## WORK INSTRUCTIONS:
Lay out the records as a Markdown table with the columns Row and Line. Begin at the first line of the records and stop after the line containing "Bar (187, 215, 218, 282)", numbering each line and omitting blank lines.

Spatial layout entries:
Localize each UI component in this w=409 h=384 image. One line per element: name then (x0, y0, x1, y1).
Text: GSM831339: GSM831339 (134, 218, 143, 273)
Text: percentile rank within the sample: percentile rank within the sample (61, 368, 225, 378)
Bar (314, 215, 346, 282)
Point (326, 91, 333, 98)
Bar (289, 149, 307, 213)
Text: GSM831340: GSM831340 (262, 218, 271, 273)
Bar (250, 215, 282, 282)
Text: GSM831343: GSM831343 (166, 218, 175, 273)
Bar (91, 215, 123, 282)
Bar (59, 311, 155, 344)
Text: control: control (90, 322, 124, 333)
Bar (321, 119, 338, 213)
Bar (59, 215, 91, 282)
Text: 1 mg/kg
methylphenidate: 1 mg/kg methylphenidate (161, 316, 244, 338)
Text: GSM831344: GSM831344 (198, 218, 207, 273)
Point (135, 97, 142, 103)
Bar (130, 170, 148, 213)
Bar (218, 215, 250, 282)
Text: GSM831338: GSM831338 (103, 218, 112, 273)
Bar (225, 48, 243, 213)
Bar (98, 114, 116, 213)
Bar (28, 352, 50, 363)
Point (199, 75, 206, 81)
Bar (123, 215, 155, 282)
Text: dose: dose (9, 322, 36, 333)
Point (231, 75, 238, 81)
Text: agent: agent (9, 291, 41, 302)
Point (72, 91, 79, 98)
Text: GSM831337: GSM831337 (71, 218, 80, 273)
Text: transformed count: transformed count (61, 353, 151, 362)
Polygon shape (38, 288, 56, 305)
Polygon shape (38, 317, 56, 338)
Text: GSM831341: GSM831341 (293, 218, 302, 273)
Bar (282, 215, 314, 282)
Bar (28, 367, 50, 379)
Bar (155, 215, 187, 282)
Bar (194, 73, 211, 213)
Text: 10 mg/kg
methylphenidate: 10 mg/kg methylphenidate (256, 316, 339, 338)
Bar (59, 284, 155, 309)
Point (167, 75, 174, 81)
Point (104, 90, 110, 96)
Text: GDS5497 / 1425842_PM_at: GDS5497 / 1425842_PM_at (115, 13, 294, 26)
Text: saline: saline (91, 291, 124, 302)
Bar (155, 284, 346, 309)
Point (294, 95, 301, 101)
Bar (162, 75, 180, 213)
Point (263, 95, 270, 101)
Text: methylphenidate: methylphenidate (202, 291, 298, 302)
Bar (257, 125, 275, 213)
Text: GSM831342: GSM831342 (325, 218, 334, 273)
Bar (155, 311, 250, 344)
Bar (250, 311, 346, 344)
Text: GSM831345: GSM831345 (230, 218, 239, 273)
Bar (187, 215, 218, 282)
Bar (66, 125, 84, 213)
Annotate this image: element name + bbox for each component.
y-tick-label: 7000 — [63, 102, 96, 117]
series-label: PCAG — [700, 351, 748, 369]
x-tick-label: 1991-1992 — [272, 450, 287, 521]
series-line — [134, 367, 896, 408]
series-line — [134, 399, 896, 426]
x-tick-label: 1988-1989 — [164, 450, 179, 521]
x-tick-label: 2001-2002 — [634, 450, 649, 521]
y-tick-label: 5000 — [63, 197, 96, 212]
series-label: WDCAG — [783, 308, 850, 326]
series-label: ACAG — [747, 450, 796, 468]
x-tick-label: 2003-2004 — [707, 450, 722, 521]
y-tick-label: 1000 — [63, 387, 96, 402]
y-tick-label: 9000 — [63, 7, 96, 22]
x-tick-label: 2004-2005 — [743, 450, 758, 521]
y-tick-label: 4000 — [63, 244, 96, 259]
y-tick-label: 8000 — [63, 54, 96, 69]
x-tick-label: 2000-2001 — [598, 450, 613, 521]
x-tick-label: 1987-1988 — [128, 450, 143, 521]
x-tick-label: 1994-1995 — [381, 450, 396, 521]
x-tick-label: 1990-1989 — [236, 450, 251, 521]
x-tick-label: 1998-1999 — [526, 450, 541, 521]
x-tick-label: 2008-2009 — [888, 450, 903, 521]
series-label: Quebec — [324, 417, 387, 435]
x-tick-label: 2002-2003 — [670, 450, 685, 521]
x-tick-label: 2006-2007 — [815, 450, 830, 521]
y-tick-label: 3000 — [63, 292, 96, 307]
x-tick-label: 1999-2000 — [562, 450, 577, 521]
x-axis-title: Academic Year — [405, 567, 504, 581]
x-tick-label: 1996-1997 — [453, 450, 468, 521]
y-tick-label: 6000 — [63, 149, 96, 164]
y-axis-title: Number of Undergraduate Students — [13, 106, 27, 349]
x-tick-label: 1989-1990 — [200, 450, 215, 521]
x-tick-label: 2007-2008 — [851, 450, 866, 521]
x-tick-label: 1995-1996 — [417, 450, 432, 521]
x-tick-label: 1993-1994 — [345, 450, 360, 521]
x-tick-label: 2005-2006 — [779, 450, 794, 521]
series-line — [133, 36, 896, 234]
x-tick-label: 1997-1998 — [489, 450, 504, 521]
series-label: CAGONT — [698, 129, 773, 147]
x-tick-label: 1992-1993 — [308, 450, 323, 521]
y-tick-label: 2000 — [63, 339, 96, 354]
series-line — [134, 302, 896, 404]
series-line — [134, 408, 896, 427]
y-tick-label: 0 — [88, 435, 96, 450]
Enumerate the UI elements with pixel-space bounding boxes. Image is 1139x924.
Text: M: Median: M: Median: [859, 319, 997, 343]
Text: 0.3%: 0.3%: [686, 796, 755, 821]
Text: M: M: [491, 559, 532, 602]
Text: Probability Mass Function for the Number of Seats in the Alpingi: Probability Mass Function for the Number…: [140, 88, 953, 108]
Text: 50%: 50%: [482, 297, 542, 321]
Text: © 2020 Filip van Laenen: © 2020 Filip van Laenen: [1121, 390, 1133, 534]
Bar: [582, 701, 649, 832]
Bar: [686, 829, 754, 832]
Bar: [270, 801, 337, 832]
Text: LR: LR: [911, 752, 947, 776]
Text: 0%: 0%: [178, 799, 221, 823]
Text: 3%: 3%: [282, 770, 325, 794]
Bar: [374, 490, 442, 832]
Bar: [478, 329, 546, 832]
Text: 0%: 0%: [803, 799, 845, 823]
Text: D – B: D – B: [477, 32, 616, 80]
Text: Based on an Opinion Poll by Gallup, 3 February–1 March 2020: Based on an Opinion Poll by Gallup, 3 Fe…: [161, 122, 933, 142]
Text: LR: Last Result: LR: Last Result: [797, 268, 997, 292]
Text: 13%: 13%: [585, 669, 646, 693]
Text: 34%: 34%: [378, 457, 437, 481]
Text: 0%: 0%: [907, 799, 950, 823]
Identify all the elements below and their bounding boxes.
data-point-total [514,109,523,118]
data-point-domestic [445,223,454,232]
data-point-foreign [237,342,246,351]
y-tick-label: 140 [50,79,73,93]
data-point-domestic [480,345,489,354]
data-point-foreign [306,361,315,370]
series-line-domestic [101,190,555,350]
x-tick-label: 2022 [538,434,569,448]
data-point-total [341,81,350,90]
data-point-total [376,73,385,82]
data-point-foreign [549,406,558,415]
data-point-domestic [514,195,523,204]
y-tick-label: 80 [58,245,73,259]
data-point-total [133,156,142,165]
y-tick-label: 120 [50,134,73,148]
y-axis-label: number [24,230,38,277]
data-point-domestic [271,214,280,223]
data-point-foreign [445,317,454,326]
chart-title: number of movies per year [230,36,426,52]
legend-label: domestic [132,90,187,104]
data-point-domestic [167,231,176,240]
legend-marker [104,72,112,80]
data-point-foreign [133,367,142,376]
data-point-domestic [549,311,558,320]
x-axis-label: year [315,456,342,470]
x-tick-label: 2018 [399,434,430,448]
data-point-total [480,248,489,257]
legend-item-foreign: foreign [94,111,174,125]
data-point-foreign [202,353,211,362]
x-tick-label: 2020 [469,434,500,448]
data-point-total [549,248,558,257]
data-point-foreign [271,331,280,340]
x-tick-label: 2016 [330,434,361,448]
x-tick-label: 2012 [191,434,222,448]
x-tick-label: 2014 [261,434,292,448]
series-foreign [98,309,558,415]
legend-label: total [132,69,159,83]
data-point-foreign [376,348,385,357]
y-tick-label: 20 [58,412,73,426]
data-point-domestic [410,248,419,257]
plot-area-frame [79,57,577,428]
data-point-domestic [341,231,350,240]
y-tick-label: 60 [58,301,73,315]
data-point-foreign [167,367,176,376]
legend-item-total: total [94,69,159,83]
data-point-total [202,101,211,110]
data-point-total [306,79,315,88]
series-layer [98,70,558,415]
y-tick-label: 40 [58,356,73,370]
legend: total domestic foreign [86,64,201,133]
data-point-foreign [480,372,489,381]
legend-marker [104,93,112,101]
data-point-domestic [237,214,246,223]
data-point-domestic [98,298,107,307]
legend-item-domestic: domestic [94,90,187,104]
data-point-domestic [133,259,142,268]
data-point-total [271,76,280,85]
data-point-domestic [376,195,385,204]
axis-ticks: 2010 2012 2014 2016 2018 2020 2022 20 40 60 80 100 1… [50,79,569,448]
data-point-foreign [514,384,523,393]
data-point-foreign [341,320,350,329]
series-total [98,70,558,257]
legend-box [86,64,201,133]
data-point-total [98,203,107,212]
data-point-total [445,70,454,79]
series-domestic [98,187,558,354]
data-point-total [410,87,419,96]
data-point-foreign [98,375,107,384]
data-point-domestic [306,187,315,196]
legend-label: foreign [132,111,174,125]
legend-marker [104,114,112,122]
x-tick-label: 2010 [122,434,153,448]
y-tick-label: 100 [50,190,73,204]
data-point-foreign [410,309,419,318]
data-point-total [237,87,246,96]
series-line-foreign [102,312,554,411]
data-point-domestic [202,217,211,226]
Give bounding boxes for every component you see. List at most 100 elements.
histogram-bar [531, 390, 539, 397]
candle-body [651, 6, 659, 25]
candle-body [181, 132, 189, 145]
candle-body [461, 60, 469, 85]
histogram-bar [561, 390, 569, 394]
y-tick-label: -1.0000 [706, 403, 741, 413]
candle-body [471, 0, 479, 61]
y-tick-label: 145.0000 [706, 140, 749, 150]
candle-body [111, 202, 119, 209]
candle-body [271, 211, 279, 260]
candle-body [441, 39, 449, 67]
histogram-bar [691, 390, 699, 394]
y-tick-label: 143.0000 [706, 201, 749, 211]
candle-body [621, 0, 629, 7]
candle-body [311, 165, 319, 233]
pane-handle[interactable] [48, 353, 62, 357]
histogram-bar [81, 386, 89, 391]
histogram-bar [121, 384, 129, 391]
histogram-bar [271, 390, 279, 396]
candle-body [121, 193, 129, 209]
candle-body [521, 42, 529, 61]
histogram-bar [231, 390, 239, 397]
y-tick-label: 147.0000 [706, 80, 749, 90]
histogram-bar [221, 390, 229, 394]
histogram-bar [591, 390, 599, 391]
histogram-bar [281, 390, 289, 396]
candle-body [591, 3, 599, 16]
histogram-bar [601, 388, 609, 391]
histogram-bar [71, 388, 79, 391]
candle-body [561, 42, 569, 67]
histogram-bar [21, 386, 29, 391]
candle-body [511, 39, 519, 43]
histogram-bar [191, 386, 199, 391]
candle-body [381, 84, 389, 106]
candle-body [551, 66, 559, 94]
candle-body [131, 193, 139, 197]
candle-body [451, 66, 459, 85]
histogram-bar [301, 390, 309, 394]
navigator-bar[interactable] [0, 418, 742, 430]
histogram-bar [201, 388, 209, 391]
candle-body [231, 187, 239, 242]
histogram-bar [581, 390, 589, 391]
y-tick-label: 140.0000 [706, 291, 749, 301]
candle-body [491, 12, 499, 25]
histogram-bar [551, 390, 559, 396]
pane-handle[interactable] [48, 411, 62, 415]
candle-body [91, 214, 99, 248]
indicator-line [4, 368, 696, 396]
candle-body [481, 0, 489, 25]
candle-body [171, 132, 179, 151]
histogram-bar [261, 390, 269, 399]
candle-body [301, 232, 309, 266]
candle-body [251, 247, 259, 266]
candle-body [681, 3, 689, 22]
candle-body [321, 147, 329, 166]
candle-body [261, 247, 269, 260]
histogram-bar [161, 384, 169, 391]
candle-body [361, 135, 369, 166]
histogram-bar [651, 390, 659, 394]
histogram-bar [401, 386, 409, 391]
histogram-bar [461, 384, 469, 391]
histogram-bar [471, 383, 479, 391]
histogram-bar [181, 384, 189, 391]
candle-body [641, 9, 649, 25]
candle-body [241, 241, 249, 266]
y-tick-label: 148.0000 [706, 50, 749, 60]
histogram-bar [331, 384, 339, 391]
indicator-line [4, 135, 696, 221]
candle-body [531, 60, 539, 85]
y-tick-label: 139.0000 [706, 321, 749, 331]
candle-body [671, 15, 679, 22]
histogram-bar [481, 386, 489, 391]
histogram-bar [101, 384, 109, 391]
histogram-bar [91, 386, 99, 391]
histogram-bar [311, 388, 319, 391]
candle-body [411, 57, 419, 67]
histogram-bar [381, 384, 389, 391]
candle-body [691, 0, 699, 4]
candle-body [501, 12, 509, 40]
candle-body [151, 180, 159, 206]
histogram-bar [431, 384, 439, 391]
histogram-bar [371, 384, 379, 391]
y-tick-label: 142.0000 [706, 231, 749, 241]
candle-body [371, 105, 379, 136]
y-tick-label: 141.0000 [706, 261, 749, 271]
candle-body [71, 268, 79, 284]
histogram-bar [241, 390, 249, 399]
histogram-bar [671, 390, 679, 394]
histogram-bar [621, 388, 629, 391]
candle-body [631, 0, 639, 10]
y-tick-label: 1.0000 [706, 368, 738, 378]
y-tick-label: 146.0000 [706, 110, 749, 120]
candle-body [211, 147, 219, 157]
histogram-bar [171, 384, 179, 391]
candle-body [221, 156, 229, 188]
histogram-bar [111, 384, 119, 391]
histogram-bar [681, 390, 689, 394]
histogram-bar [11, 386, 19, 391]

## THE RESPONSE:
| Row | Line |
|---|---|
| 1 | Localize each UI component in this w=409 h=384 image. One line per element: name then (x0, y0, x1, y1). |
| 2 | Text: GSM831339: GSM831339 (134, 218, 143, 273) |
| 3 | Text: percentile rank within the sample: percentile rank within the sample (61, 368, 225, 378) |
| 4 | Bar (314, 215, 346, 282) |
| 5 | Point (326, 91, 333, 98) |
| 6 | Bar (289, 149, 307, 213) |
| 7 | Text: GSM831340: GSM831340 (262, 218, 271, 273) |
| 8 | Bar (250, 215, 282, 282) |
| 9 | Text: GSM831343: GSM831343 (166, 218, 175, 273) |
| 10 | Bar (91, 215, 123, 282) |
| 11 | Bar (59, 311, 155, 344) |
| 12 | Text: control: control (90, 322, 124, 333) |
| 13 | Bar (321, 119, 338, 213) |
| 14 | Bar (59, 215, 91, 282) |
| 15 | Text: 1 mg/kg |
| 16 | methylphenidate: 1 mg/kg methylphenidate (161, 316, 244, 338) |
| 17 | Text: GSM831344: GSM831344 (198, 218, 207, 273) |
| 18 | Point (135, 97, 142, 103) |
| 19 | Bar (130, 170, 148, 213) |
| 20 | Bar (218, 215, 250, 282) |
| 21 | Text: GSM831338: GSM831338 (103, 218, 112, 273) |
| 22 | Bar (225, 48, 243, 213) |
| 23 | Bar (98, 114, 116, 213) |
| 24 | Bar (28, 352, 50, 363) |
| 25 | Point (199, 75, 206, 81) |
| 26 | Bar (123, 215, 155, 282) |
| 27 | Text: dose: dose (9, 322, 36, 333) |
| 28 | Point (231, 75, 238, 81) |
| 29 | Text: agent: agent (9, 291, 41, 302) |
| 30 | Point (72, 91, 79, 98) |
| 31 | Text: GSM831337: GSM831337 (71, 218, 80, 273) |
| 32 | Text: transformed count: transformed count (61, 353, 151, 362) |
| 33 | Polygon shape (38, 288, 56, 305) |
| 34 | Polygon shape (38, 317, 56, 338) |
| 35 | Text: GSM831341: GSM831341 (293, 218, 302, 273) |
| 36 | Bar (282, 215, 314, 282) |
| 37 | Bar (28, 367, 50, 379) |
| 38 | Bar (155, 215, 187, 282) |
| 39 | Bar (194, 73, 211, 213) |
| 40 | Text: 10 mg/kg |
| 41 | methylphenidate: 10 mg/kg methylphenidate (256, 316, 339, 338) |
| 42 | Bar (59, 284, 155, 309) |
| 43 | Point (167, 75, 174, 81) |
| 44 | Point (104, 90, 110, 96) |
| 45 | Text: GDS5497 / 1425842_PM_at: GDS5497 / 1425842_PM_at (115, 13, 294, 26) |
| 46 | Text: saline: saline (91, 291, 124, 302) |
| 47 | Bar (155, 284, 346, 309) |
| 48 | Point (294, 95, 301, 101) |
| 49 | Bar (162, 75, 180, 213) |
| 50 | Point (263, 95, 270, 101) |
| 51 | Text: methylphenidate: methylphenidate (202, 291, 298, 302) |
| 52 | Bar (257, 125, 275, 213) |
| 53 | Text: GSM831342: GSM831342 (325, 218, 334, 273) |
| 54 | Bar (155, 311, 250, 344) |
| 55 | Bar (250, 311, 346, 344) |
| 56 | Text: GSM831345: GSM831345 (230, 218, 239, 273) |
| 57 | Bar (187, 215, 218, 282) |